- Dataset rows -

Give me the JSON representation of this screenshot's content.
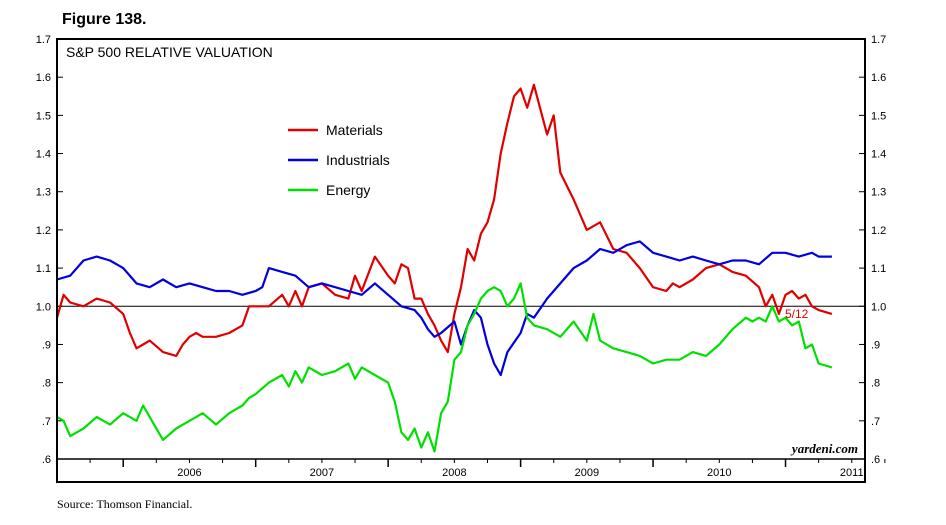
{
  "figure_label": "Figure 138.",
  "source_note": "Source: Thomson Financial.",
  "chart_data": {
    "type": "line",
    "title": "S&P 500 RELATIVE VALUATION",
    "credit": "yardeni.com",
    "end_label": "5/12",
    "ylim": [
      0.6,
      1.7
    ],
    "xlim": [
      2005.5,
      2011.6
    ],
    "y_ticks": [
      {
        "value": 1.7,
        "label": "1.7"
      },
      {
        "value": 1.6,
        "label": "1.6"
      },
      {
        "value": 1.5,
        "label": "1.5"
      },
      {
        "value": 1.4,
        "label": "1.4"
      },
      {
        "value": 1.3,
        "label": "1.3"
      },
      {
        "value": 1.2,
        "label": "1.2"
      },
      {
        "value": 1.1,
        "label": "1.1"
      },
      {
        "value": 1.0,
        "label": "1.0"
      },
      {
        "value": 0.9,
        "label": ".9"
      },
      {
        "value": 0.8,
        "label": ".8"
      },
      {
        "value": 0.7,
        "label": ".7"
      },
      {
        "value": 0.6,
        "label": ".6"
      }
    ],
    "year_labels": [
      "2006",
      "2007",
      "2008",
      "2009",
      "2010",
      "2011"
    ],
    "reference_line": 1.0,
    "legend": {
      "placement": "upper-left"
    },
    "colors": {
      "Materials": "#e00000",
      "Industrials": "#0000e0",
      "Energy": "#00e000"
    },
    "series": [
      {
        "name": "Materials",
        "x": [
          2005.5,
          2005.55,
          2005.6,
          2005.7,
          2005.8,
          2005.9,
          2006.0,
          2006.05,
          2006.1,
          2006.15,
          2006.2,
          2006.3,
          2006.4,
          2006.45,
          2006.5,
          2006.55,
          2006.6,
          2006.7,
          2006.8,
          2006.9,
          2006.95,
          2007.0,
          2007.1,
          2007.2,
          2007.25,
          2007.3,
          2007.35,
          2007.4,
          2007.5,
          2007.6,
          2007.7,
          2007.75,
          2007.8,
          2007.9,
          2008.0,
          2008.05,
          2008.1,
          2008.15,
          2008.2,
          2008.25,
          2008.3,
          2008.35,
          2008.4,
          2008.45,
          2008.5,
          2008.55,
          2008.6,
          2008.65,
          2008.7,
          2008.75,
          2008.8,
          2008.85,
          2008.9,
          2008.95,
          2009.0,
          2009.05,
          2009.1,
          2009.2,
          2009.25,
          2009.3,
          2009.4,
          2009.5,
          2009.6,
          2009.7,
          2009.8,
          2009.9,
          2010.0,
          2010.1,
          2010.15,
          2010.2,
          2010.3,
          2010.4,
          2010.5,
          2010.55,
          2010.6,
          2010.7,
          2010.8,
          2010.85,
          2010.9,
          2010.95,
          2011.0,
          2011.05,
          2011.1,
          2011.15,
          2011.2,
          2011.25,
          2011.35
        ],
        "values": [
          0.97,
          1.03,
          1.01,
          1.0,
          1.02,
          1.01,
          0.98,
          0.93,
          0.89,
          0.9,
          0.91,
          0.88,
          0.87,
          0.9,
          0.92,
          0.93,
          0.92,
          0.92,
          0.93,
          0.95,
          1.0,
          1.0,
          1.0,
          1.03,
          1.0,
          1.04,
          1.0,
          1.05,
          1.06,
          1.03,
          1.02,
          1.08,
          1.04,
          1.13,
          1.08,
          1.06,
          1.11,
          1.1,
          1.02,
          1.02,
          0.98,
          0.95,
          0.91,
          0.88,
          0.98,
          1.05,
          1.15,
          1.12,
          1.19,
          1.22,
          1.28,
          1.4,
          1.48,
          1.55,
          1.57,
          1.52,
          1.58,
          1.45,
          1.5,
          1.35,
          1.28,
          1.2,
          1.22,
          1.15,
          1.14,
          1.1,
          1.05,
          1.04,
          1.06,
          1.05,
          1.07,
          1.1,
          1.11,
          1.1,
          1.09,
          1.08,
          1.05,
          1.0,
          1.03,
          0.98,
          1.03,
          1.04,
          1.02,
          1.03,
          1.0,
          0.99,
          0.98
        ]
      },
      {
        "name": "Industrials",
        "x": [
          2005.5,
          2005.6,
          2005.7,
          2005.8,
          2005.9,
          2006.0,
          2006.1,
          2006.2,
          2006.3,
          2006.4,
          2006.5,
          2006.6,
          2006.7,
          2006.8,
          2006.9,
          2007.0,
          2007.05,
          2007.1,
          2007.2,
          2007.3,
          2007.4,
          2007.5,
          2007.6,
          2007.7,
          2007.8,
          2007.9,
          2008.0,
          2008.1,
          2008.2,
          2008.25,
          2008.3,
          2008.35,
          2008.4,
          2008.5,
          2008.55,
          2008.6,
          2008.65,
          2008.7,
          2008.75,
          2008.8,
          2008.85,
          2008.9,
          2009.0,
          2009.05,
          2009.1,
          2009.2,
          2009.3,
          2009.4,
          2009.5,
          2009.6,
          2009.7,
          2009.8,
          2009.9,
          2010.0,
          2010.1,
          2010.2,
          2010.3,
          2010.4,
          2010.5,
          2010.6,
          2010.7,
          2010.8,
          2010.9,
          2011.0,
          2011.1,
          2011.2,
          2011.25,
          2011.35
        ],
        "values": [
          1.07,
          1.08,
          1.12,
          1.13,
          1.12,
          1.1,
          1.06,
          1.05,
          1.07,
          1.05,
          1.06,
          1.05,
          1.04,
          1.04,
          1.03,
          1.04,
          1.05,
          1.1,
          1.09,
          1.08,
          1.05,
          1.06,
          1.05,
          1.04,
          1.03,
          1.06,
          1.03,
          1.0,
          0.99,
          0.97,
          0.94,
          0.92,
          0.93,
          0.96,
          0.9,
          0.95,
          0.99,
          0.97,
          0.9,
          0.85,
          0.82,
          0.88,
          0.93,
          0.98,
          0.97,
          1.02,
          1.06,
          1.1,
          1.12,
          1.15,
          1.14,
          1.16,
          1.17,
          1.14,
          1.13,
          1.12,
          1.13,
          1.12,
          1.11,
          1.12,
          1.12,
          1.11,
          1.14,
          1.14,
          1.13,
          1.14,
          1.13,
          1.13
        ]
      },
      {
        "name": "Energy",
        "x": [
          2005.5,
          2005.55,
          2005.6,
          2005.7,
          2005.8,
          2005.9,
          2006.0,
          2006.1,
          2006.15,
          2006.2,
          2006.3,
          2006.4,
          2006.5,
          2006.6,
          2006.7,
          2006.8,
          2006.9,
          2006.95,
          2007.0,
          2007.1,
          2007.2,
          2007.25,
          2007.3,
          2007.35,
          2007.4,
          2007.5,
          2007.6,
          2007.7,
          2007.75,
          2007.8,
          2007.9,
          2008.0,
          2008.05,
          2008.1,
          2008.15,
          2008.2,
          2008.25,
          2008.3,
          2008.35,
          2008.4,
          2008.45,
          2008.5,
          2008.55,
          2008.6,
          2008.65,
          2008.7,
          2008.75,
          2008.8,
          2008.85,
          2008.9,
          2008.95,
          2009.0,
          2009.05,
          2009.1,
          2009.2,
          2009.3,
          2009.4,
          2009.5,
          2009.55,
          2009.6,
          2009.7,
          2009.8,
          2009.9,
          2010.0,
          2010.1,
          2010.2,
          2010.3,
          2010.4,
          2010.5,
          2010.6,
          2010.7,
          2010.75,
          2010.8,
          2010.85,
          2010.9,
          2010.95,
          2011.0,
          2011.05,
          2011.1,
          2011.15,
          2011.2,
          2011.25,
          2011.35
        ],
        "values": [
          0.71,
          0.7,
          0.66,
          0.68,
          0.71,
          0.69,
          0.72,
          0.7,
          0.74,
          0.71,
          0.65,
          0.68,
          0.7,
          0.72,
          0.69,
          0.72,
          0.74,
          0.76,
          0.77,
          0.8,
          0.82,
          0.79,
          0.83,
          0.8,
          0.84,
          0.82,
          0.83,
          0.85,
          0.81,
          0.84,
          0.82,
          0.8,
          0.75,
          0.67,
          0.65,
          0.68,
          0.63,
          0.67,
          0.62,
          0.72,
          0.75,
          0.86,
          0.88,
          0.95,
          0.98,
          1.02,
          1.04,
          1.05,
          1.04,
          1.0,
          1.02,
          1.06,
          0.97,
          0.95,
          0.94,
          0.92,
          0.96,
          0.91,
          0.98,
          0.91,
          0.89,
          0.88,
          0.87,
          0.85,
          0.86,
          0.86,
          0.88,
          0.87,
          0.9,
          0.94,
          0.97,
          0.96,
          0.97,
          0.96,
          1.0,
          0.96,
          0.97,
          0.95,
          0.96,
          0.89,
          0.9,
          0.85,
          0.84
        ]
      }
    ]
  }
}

...

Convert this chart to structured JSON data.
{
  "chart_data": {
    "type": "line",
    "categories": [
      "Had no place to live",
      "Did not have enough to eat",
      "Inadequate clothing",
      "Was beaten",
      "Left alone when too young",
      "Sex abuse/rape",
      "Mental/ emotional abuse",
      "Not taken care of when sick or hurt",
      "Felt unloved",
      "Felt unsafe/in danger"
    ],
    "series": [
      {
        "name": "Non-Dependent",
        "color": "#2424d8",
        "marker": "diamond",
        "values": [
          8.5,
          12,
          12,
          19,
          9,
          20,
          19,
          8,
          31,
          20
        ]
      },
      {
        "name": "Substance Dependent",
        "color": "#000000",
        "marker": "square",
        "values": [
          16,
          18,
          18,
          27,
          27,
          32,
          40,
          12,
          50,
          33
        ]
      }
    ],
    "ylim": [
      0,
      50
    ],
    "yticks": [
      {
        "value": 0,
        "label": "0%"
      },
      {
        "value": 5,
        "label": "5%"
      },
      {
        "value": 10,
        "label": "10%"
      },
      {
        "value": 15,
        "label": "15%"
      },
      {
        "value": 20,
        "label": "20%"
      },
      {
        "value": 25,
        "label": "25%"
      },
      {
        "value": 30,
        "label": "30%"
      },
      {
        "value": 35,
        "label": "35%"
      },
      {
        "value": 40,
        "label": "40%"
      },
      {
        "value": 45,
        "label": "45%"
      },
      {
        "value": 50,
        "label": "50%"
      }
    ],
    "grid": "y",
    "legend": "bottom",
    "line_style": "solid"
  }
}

- What is being asked -
Find the string "abuse" in the listing and return every line that holds it.

- Expected answer -
      "Sex abuse/rape",
      "Mental/ emotional abuse",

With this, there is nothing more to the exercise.